Collected data entries:
>> Start
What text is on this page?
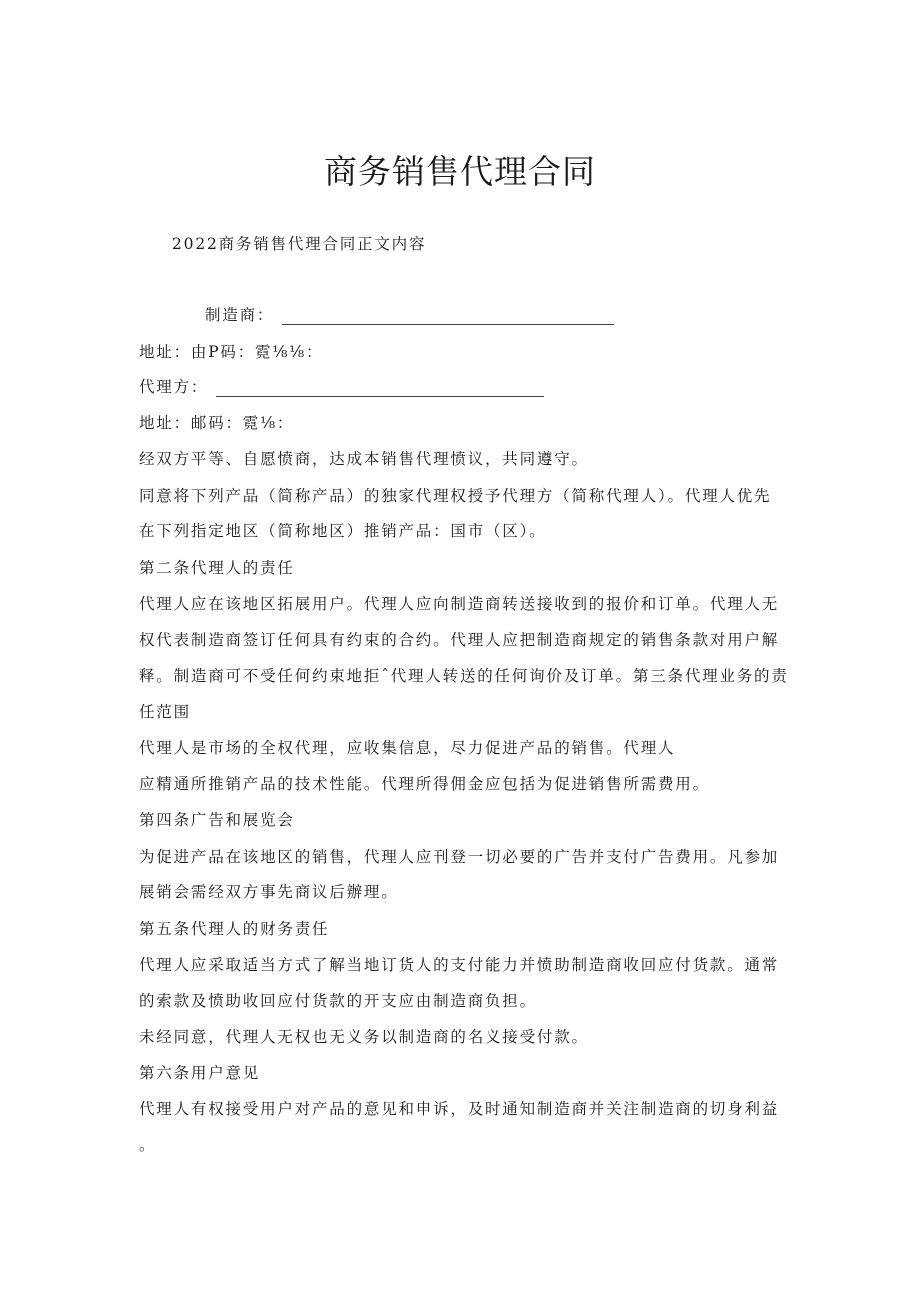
商务销售代理合同
2022商务销售代理合同正文内容
制造商：
地址：由P码：霓⅛⅛：
代理方：
地址：邮码：霓⅛：
经双方平等、自愿愤商，达成本销售代理愤议，共同遵守。
同意将下列产品（简称产品）的独家代理权授予代理方（简称代理人）。代理人优先
在下列指定地区（简称地区）推销产品：国市（区）。
第二条代理人的责任
代理人应在该地区拓展用户。代理人应向制造商转送接收到的报价和订单。代理人无
权代表制造商签订任何具有约束的合约。代理人应把制造商规定的销售条款对用户解
释。制造商可不受任何约束地拒ˆ代理人转送的任何询价及订单。第三条代理业务的责
任范围
代理人是市场的全权代理，应收集信息，尽力促进产品的销售。代理人
应精通所推销产品的技术性能。代理所得佣金应包括为促进销售所需费用。
第四条广告和展览会
为促进产品在该地区的销售，代理人应刊登一切必要的广告并支付广告费用。凡参加
展销会需经双方事先商议后辦理。
第五条代理人的财务责任
代理人应采取适当方式了解当地订货人的支付能力并愤助制造商收回应付货款。通常
的索款及愤助收回应付货款的开支应由制造商负担。
未经同意，代理人无权也无义务以制造商的名义接受付款。
第六条用户意见
代理人有权接受用户对产品的意见和申诉，及时通知制造商并关注制造商的切身利益
。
>> End
# [What is needed]
The data above needs to be retyped exactly, with the images left out.

# [Response for this exercise]
What text is on this page?
商务销售代理合同
2022商务销售代理合同正文内容
制造商：
地址：由P码：霓⅛⅛：
代理方：
地址：邮码：霓⅛：
经双方平等、自愿愤商，达成本销售代理愤议，共同遵守。
同意将下列产品（简称产品）的独家代理权授予代理方（简称代理人）。代理人优先
在下列指定地区（简称地区）推销产品：国市（区）。
第二条代理人的责任
代理人应在该地区拓展用户。代理人应向制造商转送接收到的报价和订单。代理人无
权代表制造商签订任何具有约束的合约。代理人应把制造商规定的销售条款对用户解
释。制造商可不受任何约束地拒ˆ代理人转送的任何询价及订单。第三条代理业务的责
任范围
代理人是市场的全权代理，应收集信息，尽力促进产品的销售。代理人
应精通所推销产品的技术性能。代理所得佣金应包括为促进销售所需费用。
第四条广告和展览会
为促进产品在该地区的销售，代理人应刊登一切必要的广告并支付广告费用。凡参加
展销会需经双方事先商议后辦理。
第五条代理人的财务责任
代理人应采取适当方式了解当地订货人的支付能力并愤助制造商收回应付货款。通常
的索款及愤助收回应付货款的开支应由制造商负担。
未经同意，代理人无权也无义务以制造商的名义接受付款。
第六条用户意见
代理人有权接受用户对产品的意见和申诉，及时通知制造商并关注制造商的切身利益
。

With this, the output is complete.